Stored data entries

^^^^^^^^^^^^^^^^

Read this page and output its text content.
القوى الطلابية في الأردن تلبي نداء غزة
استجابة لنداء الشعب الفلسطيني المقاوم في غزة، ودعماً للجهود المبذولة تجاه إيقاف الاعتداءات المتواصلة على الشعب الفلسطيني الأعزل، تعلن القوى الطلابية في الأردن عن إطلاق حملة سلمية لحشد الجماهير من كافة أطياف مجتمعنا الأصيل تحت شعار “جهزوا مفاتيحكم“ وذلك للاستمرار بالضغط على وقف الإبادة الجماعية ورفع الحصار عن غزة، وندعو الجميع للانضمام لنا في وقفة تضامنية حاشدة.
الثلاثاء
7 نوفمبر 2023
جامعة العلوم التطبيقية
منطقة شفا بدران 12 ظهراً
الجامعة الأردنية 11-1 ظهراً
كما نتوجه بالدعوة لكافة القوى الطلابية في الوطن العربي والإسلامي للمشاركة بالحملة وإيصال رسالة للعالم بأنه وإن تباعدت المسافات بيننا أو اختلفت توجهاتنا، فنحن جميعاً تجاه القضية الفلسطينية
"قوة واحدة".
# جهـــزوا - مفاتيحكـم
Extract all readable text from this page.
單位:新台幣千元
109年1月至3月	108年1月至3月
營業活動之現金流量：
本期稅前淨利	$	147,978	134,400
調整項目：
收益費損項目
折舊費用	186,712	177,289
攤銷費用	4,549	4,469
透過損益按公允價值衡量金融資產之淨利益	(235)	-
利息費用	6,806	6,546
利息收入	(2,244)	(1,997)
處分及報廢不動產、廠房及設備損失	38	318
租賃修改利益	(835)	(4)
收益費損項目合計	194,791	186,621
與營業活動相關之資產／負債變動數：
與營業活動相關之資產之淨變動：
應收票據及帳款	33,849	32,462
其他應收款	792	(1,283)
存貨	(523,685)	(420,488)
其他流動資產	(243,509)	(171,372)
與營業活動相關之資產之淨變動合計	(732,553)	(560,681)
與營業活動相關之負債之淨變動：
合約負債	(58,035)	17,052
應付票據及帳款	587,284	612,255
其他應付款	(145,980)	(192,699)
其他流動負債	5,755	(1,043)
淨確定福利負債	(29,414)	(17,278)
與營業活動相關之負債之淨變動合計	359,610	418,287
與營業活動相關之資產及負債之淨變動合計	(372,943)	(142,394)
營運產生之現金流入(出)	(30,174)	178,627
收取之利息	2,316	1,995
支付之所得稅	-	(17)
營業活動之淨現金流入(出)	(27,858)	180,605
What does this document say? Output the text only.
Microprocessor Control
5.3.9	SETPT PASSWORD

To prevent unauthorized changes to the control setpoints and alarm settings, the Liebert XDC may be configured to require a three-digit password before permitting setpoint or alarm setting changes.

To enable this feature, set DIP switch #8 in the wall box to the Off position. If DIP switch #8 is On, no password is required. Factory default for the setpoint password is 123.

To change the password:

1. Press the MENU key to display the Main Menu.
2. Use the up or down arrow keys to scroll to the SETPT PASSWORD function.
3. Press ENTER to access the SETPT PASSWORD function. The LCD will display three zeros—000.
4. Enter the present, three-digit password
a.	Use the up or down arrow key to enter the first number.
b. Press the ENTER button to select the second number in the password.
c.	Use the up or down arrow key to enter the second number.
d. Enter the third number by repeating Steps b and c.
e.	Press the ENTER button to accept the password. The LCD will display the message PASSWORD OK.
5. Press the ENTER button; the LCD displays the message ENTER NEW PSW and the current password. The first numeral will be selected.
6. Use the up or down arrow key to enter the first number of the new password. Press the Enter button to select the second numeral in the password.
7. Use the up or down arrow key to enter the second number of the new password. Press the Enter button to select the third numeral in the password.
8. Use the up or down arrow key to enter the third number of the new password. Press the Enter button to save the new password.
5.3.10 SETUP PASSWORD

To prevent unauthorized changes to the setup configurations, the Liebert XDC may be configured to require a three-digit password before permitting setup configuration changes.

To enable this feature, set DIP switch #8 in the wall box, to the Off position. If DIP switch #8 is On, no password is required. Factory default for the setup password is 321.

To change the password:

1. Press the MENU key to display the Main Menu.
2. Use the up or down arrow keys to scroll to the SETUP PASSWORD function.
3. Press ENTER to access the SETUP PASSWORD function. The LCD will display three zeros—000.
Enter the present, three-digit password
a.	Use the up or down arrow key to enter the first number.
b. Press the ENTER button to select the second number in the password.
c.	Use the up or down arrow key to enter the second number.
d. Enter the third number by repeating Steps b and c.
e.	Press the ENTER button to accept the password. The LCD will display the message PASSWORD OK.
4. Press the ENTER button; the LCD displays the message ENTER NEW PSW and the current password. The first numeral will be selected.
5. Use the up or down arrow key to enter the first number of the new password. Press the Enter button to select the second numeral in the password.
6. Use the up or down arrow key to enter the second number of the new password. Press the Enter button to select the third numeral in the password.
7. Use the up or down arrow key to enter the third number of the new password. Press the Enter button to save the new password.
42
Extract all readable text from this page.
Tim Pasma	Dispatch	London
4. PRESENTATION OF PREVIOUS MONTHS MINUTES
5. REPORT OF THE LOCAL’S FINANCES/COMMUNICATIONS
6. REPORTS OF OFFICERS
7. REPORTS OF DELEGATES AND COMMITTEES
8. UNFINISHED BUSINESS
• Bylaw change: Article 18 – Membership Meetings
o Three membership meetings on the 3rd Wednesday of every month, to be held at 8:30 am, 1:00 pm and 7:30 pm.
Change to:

^^^^^^^^^^^^^^^^

> [Instructions for the task]
Look through the entries above; copy each line where the string "zeros" appears.

> [Exercise output]
3. Press ENTER to access the SETPT PASSWORD function. The LCD will display three zeros—000.
3. Press ENTER to access the SETUP PASSWORD function. The LCD will display three zeros—000.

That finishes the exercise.